-- THE TASK --
Extract the lines that carry the string "НАКЛАДНЫЕ" from the listing.

---------- EXERCISE MATERIALS ----------

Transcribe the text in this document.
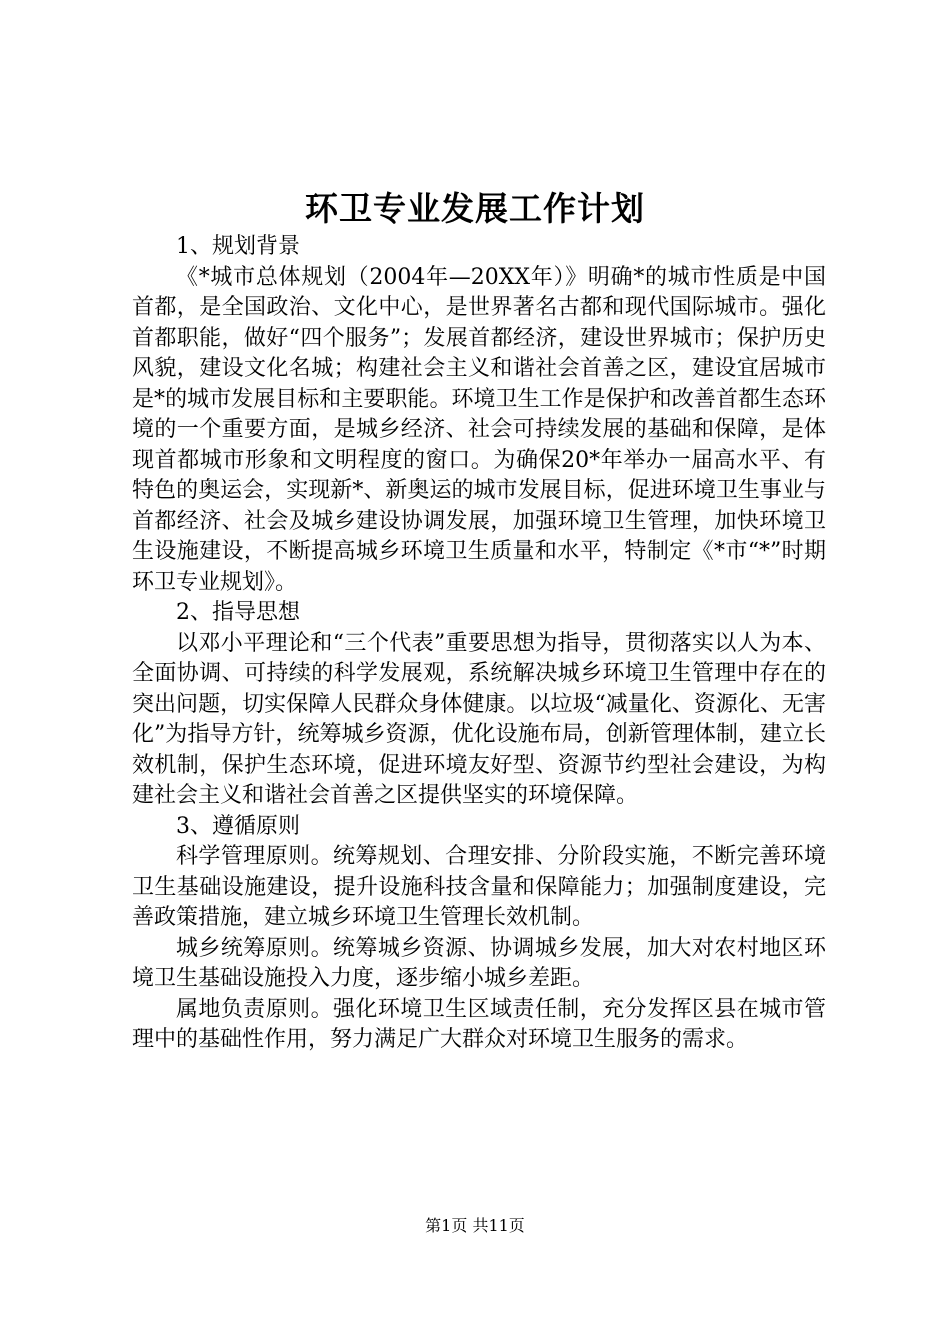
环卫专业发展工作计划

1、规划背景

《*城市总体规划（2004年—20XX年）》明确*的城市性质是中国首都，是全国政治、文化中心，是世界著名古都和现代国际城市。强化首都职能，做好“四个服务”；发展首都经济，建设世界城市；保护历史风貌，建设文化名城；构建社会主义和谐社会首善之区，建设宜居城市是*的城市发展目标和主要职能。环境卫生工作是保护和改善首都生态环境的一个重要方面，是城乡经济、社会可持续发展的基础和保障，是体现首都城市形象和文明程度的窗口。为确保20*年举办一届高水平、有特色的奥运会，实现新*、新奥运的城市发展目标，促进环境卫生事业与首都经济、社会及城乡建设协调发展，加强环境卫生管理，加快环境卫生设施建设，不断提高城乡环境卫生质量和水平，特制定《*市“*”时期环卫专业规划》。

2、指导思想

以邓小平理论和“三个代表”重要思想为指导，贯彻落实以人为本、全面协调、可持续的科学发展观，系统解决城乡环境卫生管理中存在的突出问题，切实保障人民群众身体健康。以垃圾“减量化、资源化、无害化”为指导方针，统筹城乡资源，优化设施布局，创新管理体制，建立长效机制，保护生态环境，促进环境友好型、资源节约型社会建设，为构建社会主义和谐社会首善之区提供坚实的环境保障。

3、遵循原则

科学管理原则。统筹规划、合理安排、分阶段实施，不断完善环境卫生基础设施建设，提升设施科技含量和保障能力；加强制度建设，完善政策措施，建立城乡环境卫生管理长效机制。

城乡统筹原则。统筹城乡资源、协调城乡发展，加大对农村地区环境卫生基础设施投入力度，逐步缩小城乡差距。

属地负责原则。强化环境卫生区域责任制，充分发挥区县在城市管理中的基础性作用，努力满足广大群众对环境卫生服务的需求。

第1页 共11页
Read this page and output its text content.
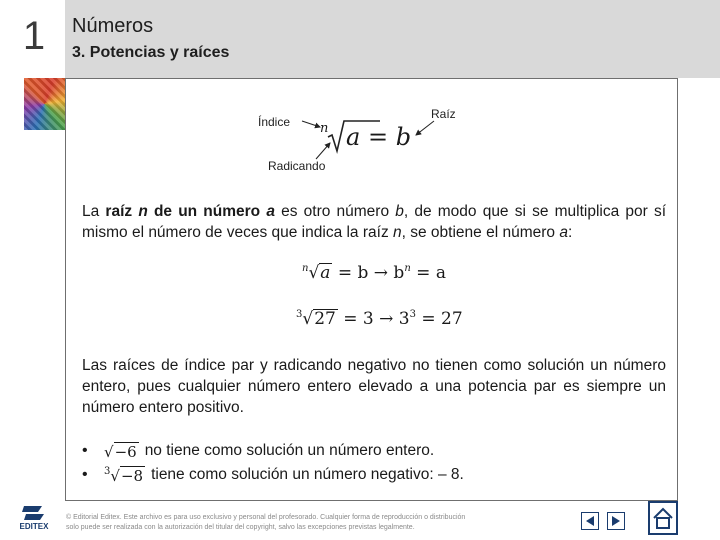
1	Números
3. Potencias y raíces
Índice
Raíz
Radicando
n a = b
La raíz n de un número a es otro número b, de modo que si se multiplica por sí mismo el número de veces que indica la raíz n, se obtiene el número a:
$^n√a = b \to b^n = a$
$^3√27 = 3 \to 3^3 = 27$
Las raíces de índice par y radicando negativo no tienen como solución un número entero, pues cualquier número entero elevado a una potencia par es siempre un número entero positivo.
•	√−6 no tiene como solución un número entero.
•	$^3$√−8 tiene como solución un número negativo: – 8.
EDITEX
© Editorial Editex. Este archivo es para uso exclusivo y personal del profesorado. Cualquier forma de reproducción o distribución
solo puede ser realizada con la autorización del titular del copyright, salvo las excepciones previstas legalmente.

----------
---------- EXERCISE MATERIALS ----------

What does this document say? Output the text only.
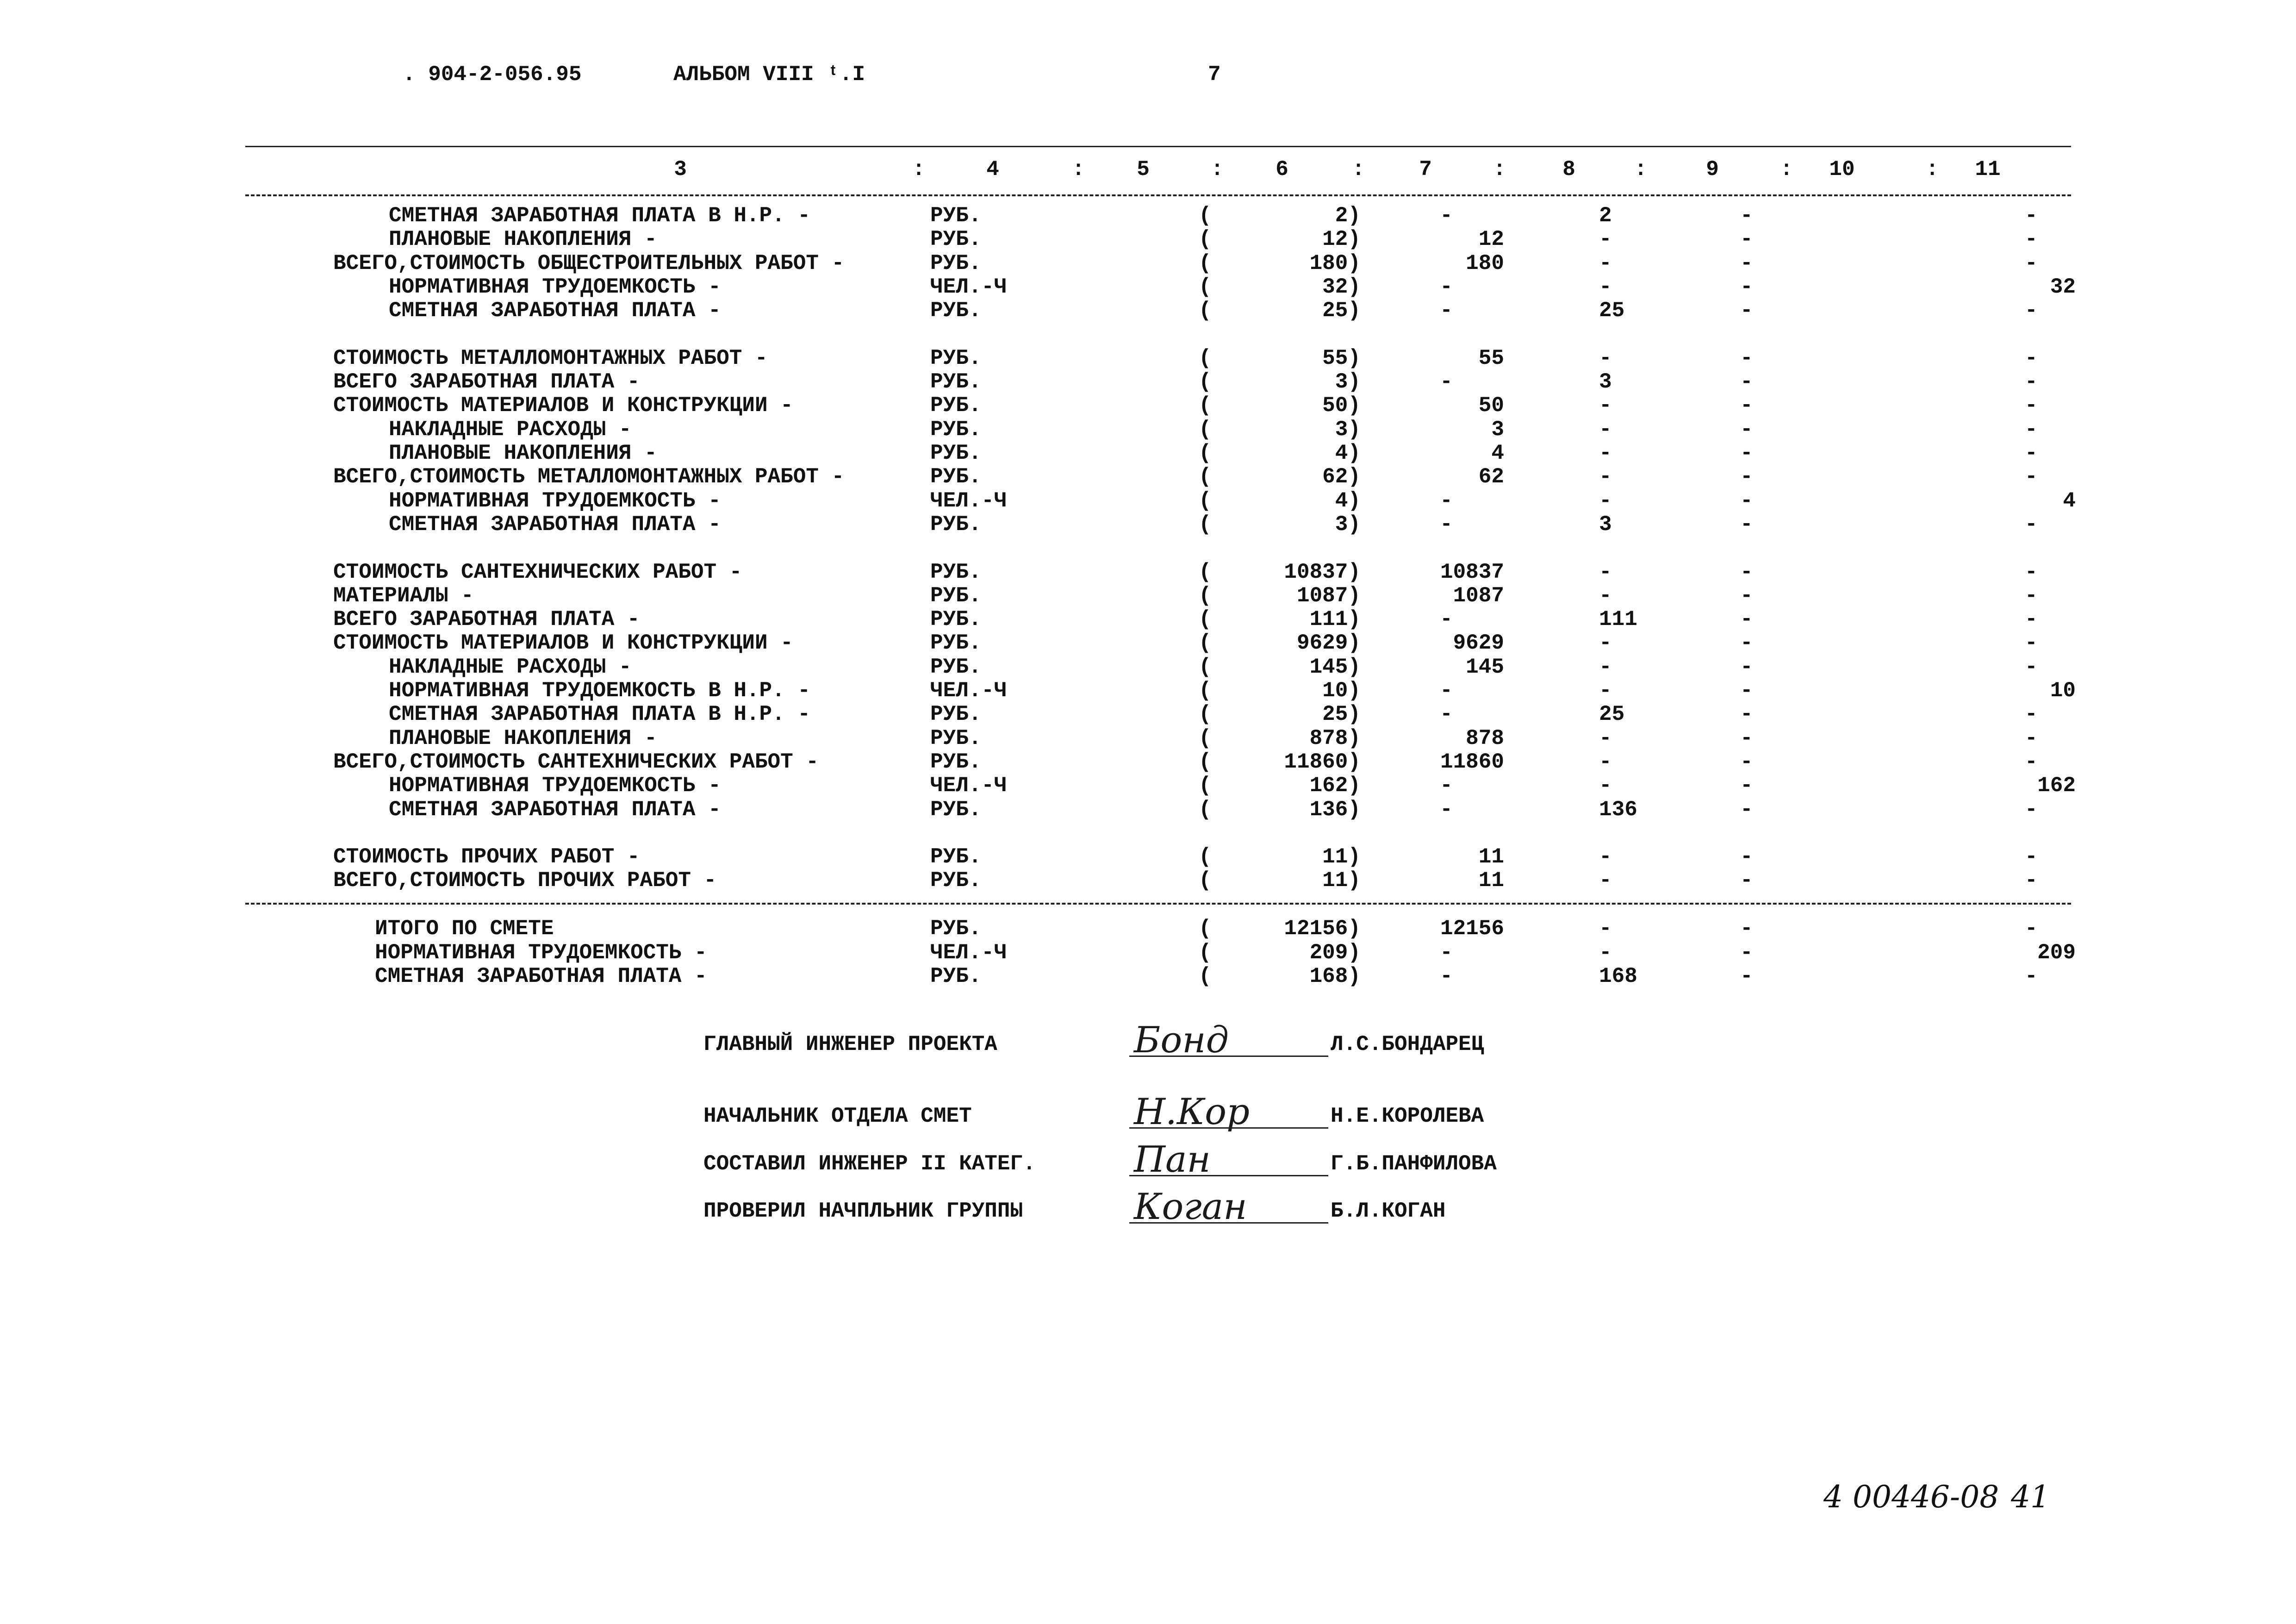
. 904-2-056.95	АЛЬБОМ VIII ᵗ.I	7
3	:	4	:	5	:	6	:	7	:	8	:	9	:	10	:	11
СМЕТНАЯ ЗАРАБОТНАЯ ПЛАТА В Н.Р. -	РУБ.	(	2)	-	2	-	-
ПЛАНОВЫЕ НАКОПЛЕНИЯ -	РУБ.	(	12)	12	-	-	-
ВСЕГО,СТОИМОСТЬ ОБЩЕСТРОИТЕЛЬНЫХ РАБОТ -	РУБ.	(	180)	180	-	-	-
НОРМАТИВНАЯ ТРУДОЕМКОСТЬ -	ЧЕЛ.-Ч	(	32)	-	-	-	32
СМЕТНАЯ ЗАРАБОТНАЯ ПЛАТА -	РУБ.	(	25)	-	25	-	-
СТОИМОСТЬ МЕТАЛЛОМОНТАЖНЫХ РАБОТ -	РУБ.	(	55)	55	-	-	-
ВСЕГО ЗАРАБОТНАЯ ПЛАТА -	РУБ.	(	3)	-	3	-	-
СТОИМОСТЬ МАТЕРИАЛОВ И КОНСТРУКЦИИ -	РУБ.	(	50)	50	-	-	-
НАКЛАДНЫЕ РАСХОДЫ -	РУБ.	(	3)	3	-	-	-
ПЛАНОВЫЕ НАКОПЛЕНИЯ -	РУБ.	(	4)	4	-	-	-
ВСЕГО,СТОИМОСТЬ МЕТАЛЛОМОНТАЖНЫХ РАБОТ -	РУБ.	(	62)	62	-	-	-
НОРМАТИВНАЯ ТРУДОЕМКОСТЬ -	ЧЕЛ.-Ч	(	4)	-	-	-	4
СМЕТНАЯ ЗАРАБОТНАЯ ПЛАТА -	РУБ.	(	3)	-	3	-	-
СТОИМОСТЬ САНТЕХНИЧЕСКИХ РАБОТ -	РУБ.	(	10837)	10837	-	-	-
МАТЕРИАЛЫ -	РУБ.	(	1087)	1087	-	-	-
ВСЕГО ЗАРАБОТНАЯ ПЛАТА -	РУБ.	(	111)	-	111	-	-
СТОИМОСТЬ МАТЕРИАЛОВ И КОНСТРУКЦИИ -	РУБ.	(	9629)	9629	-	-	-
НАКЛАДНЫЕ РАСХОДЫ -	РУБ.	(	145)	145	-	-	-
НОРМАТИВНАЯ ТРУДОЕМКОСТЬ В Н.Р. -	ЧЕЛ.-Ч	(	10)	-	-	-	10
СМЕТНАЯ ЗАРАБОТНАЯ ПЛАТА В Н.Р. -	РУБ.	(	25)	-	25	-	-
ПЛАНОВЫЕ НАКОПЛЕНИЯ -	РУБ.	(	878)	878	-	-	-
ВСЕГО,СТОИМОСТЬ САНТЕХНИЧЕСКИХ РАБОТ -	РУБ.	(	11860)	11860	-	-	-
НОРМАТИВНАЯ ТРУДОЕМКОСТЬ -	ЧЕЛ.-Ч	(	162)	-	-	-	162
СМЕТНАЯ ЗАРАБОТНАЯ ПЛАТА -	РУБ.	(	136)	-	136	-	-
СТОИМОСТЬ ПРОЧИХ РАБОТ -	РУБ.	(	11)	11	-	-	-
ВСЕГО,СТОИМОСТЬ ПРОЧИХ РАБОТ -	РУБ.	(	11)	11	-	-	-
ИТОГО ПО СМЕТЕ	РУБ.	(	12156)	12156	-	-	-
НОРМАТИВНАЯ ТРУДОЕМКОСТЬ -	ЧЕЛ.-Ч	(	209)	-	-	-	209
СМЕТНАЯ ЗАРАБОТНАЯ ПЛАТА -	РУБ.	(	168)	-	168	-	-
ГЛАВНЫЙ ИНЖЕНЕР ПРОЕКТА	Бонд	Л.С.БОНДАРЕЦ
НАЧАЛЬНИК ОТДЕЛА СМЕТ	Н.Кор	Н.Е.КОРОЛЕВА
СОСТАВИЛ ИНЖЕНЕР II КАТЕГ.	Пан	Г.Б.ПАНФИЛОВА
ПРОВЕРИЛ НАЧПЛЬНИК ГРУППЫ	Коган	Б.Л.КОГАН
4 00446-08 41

----------

-- THE ANSWER --
НАКЛАДНЫЕ РАСХОДЫ -	РУБ.	(	3)	3	-	-	-
НАКЛАДНЫЕ РАСХОДЫ -	РУБ.	(	145)	145	-	-	-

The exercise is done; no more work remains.